Dataset extract:

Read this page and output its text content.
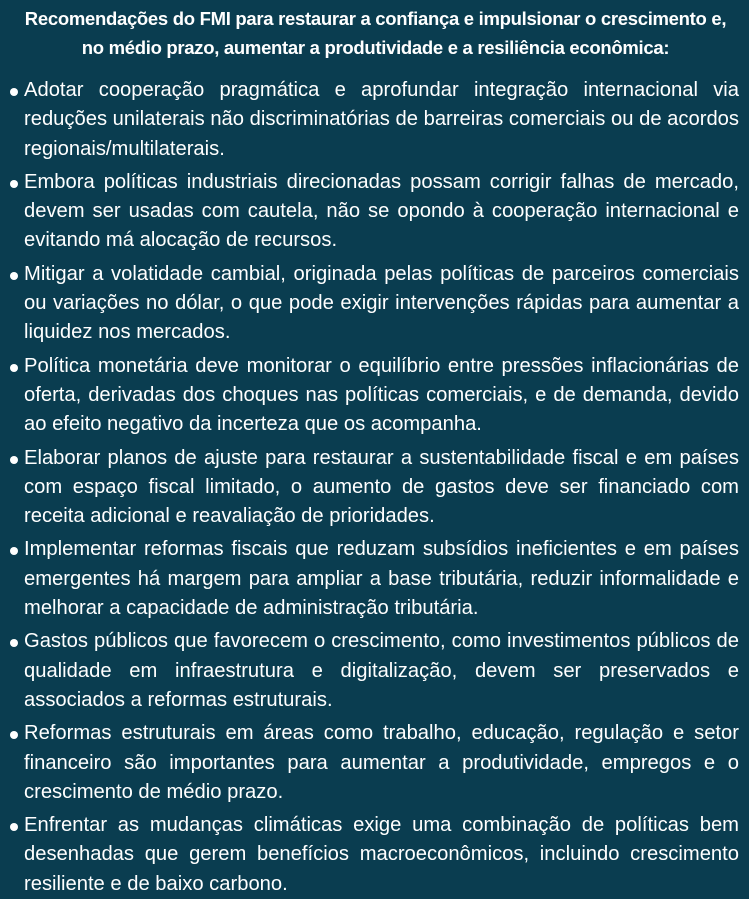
Recomendações do FMI para restaurar a confiança e impulsionar o crescimento e, no médio prazo, aumentar a produtividade e a resiliência econômica:
Adotar cooperação pragmática e aprofundar integração internacional via reduções unilaterais não discriminatórias de barreiras comerciais ou de acordos regionais/multilaterais.
Embora políticas industriais direcionadas possam corrigir falhas de mercado, devem ser usadas com cautela, não se opondo à cooperação internacional e evitando má alocação de recursos.
Mitigar a volatidade cambial, originada pelas políticas de parceiros comerciais ou variações no dólar, o que pode exigir intervenções rápidas para aumentar a liquidez nos mercados.
Política monetária deve monitorar o equilíbrio entre pressões inflacionárias de oferta, derivadas dos choques nas políticas comerciais, e de demanda, devido ao efeito negativo da incerteza que os acompanha.
Elaborar planos de ajuste para restaurar a sustentabilidade fiscal e em países com espaço fiscal limitado, o aumento de gastos deve ser financiado com receita adicional e reavaliação de prioridades.
Implementar reformas fiscais que reduzam subsídios ineficientes e em países emergentes há margem para ampliar a base tributária, reduzir informalidade e melhorar a capacidade de administração tributária.
Gastos públicos que favorecem o crescimento, como investimentos públicos de qualidade em infraestrutura e digitalização, devem ser preservados e associados a reformas estruturais.
Reformas estruturais em áreas como trabalho, educação, regulação e setor financeiro são importantes para aumentar a produtividade, empregos e o crescimento de médio prazo.
Enfrentar as mudanças climáticas exige uma combinação de políticas bem desenhadas que gerem benefícios macroeconômicos, incluindo crescimento resiliente e de baixo carbono.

Work to be completed:
Restate the whole listing above exactly, please, omitting every image.

Finished answer:
Read this page and output its text content.
Recomendações do FMI para restaurar a confiança e impulsionar o crescimento e, no médio prazo, aumentar a produtividade e a resiliência econômica:
Adotar cooperação pragmática e aprofundar integração internacional via reduções unilaterais não discriminatórias de barreiras comerciais ou de acordos regionais/multilaterais.
Embora políticas industriais direcionadas possam corrigir falhas de mercado, devem ser usadas com cautela, não se opondo à cooperação internacional e evitando má alocação de recursos.
Mitigar a volatidade cambial, originada pelas políticas de parceiros comerciais ou variações no dólar, o que pode exigir intervenções rápidas para aumentar a liquidez nos mercados.
Política monetária deve monitorar o equilíbrio entre pressões inflacionárias de oferta, derivadas dos choques nas políticas comerciais, e de demanda, devido ao efeito negativo da incerteza que os acompanha.
Elaborar planos de ajuste para restaurar a sustentabilidade fiscal e em países com espaço fiscal limitado, o aumento de gastos deve ser financiado com receita adicional e reavaliação de prioridades.
Implementar reformas fiscais que reduzam subsídios ineficientes e em países emergentes há margem para ampliar a base tributária, reduzir informalidade e melhorar a capacidade de administração tributária.
Gastos públicos que favorecem o crescimento, como investimentos públicos de qualidade em infraestrutura e digitalização, devem ser preservados e associados a reformas estruturais.
Reformas estruturais em áreas como trabalho, educação, regulação e setor financeiro são importantes para aumentar a produtividade, empregos e o crescimento de médio prazo.
Enfrentar as mudanças climáticas exige uma combinação de políticas bem desenhadas que gerem benefícios macroeconômicos, incluindo crescimento resiliente e de baixo carbono.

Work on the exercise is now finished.